- PROBLEM TO SOLVE: Provide the data again in its entirety, exactly as given.

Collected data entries
------------------------------------

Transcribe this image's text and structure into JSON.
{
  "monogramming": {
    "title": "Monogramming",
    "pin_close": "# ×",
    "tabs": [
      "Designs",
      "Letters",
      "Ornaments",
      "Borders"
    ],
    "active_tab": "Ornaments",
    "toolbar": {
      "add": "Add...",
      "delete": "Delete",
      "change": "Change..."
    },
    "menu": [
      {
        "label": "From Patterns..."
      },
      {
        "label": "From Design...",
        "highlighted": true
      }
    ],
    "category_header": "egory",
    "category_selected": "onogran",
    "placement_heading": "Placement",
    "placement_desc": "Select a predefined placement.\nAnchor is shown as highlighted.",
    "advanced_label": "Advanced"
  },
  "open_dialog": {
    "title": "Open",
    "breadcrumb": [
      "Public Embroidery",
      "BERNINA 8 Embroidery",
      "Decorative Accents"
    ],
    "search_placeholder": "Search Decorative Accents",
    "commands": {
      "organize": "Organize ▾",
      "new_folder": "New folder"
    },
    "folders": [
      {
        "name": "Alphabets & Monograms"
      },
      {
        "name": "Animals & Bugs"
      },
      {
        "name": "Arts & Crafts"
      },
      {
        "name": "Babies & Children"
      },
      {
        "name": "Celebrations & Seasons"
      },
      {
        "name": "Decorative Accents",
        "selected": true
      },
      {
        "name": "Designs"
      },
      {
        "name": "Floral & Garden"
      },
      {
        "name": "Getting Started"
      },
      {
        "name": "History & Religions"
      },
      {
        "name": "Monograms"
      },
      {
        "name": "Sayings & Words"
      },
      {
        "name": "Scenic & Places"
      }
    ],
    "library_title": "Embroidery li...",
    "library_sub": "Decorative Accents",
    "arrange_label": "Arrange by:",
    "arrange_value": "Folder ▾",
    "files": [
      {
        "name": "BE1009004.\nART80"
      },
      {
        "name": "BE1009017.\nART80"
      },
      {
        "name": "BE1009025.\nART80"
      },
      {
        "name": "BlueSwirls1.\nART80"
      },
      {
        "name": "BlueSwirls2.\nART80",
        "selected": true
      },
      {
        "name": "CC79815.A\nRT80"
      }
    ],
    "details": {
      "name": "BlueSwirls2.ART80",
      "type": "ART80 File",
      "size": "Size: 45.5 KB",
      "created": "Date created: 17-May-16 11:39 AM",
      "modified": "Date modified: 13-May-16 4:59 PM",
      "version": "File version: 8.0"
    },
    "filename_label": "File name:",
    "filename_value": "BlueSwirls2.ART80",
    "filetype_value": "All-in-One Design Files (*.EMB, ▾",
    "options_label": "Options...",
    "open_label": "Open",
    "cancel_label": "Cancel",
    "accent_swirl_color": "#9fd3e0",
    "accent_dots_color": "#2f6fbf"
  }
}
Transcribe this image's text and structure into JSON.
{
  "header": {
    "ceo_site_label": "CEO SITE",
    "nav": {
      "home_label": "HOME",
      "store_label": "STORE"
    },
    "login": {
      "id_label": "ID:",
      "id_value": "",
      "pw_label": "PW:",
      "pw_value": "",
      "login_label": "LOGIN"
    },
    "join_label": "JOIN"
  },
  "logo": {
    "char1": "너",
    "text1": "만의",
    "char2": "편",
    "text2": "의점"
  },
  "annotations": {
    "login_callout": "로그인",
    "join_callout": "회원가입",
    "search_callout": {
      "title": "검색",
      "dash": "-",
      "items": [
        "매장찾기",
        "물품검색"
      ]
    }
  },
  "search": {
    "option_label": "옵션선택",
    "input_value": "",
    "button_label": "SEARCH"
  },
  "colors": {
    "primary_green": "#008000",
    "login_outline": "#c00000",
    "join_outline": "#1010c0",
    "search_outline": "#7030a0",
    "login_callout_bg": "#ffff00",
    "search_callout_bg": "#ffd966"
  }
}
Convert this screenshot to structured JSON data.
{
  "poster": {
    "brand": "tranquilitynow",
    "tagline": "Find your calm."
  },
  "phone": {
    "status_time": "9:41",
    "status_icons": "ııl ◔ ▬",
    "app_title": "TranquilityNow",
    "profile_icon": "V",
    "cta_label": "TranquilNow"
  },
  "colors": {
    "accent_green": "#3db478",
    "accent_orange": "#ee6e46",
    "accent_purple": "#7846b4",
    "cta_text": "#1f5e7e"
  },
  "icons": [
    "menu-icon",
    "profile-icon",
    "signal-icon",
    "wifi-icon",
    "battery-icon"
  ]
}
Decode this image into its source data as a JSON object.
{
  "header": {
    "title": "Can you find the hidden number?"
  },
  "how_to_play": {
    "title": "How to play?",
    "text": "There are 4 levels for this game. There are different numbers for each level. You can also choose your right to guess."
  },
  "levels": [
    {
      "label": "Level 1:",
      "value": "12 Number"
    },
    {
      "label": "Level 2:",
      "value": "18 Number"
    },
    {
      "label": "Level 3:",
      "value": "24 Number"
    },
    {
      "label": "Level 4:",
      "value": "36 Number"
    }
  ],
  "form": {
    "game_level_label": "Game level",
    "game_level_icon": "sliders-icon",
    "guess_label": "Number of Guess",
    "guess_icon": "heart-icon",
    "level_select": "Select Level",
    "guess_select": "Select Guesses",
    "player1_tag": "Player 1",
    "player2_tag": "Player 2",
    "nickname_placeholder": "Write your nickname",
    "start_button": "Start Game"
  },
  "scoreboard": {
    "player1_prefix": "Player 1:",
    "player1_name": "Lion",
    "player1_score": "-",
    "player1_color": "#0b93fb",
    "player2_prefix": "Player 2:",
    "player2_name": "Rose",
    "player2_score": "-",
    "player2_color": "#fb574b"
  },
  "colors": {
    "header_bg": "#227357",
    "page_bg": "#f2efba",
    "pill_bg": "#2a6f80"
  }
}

------------------------------------

- OUTPUT FOR THIS EXERCISE:
Transcribe this image's text and structure into JSON.
{
  "monogramming": {
    "title": "Monogramming",
    "pin_close": "# ×",
    "tabs": [
      "Designs",
      "Letters",
      "Ornaments",
      "Borders"
    ],
    "active_tab": "Ornaments",
    "toolbar": {
      "add": "Add...",
      "delete": "Delete",
      "change": "Change..."
    },
    "menu": [
      {
        "label": "From Patterns..."
      },
      {
        "label": "From Design...",
        "highlighted": true
      }
    ],
    "category_header": "egory",
    "category_selected": "onogran",
    "placement_heading": "Placement",
    "placement_desc": "Select a predefined placement.\nAnchor is shown as highlighted.",
    "advanced_label": "Advanced"
  },
  "open_dialog": {
    "title": "Open",
    "breadcrumb": [
      "Public Embroidery",
      "BERNINA 8 Embroidery",
      "Decorative Accents"
    ],
    "search_placeholder": "Search Decorative Accents",
    "commands": {
      "organize": "Organize ▾",
      "new_folder": "New folder"
    },
    "folders": [
      {
        "name": "Alphabets & Monograms"
      },
      {
        "name": "Animals & Bugs"
      },
      {
        "name": "Arts & Crafts"
      },
      {
        "name": "Babies & Children"
      },
      {
        "name": "Celebrations & Seasons"
      },
      {
        "name": "Decorative Accents",
        "selected": true
      },
      {
        "name": "Designs"
      },
      {
        "name": "Floral & Garden"
      },
      {
        "name": "Getting Started"
      },
      {
        "name": "History & Religions"
      },
      {
        "name": "Monograms"
      },
      {
        "name": "Sayings & Words"
      },
      {
        "name": "Scenic & Places"
      }
    ],
    "library_title": "Embroidery li...",
    "library_sub": "Decorative Accents",
    "arrange_label": "Arrange by:",
    "arrange_value": "Folder ▾",
    "files": [
      {
        "name": "BE1009004.\nART80"
      },
      {
        "name": "BE1009017.\nART80"
      },
      {
        "name": "BE1009025.\nART80"
      },
      {
        "name": "BlueSwirls1.\nART80"
      },
      {
        "name": "BlueSwirls2.\nART80",
        "selected": true
      },
      {
        "name": "CC79815.A\nRT80"
      }
    ],
    "details": {
      "name": "BlueSwirls2.ART80",
      "type": "ART80 File",
      "size": "Size: 45.5 KB",
      "created": "Date created: 17-May-16 11:39 AM",
      "modified": "Date modified: 13-May-16 4:59 PM",
      "version": "File version: 8.0"
    },
    "filename_label": "File name:",
    "filename_value": "BlueSwirls2.ART80",
    "filetype_value": "All-in-One Design Files (*.EMB, ▾",
    "options_label": "Options...",
    "open_label": "Open",
    "cancel_label": "Cancel",
    "accent_swirl_color": "#9fd3e0",
    "accent_dots_color": "#2f6fbf"
  }
}
Transcribe this image's text and structure into JSON.
{
  "header": {
    "ceo_site_label": "CEO SITE",
    "nav": {
      "home_label": "HOME",
      "store_label": "STORE"
    },
    "login": {
      "id_label": "ID:",
      "id_value": "",
      "pw_label": "PW:",
      "pw_value": "",
      "login_label": "LOGIN"
    },
    "join_label": "JOIN"
  },
  "logo": {
    "char1": "너",
    "text1": "만의",
    "char2": "편",
    "text2": "의점"
  },
  "annotations": {
    "login_callout": "로그인",
    "join_callout": "회원가입",
    "search_callout": {
      "title": "검색",
      "dash": "-",
      "items": [
        "매장찾기",
        "물품검색"
      ]
    }
  },
  "search": {
    "option_label": "옵션선택",
    "input_value": "",
    "button_label": "SEARCH"
  },
  "colors": {
    "primary_green": "#008000",
    "login_outline": "#c00000",
    "join_outline": "#1010c0",
    "search_outline": "#7030a0",
    "login_callout_bg": "#ffff00",
    "search_callout_bg": "#ffd966"
  }
}
Convert this screenshot to structured JSON data.
{
  "poster": {
    "brand": "tranquilitynow",
    "tagline": "Find your calm."
  },
  "phone": {
    "status_time": "9:41",
    "status_icons": "ııl ◔ ▬",
    "app_title": "TranquilityNow",
    "profile_icon": "V",
    "cta_label": "TranquilNow"
  },
  "colors": {
    "accent_green": "#3db478",
    "accent_orange": "#ee6e46",
    "accent_purple": "#7846b4",
    "cta_text": "#1f5e7e"
  },
  "icons": [
    "menu-icon",
    "profile-icon",
    "signal-icon",
    "wifi-icon",
    "battery-icon"
  ]
}
Decode this image into its source data as a JSON object.
{
  "header": {
    "title": "Can you find the hidden number?"
  },
  "how_to_play": {
    "title": "How to play?",
    "text": "There are 4 levels for this game. There are different numbers for each level. You can also choose your right to guess."
  },
  "levels": [
    {
      "label": "Level 1:",
      "value": "12 Number"
    },
    {
      "label": "Level 2:",
      "value": "18 Number"
    },
    {
      "label": "Level 3:",
      "value": "24 Number"
    },
    {
      "label": "Level 4:",
      "value": "36 Number"
    }
  ],
  "form": {
    "game_level_label": "Game level",
    "game_level_icon": "sliders-icon",
    "guess_label": "Number of Guess",
    "guess_icon": "heart-icon",
    "level_select": "Select Level",
    "guess_select": "Select Guesses",
    "player1_tag": "Player 1",
    "player2_tag": "Player 2",
    "nickname_placeholder": "Write your nickname",
    "start_button": "Start Game"
  },
  "scoreboard": {
    "player1_prefix": "Player 1:",
    "player1_name": "Lion",
    "player1_score": "-",
    "player1_color": "#0b93fb",
    "player2_prefix": "Player 2:",
    "player2_name": "Rose",
    "player2_score": "-",
    "player2_color": "#fb574b"
  },
  "colors": {
    "header_bg": "#227357",
    "page_bg": "#f2efba",
    "pill_bg": "#2a6f80"
  }
}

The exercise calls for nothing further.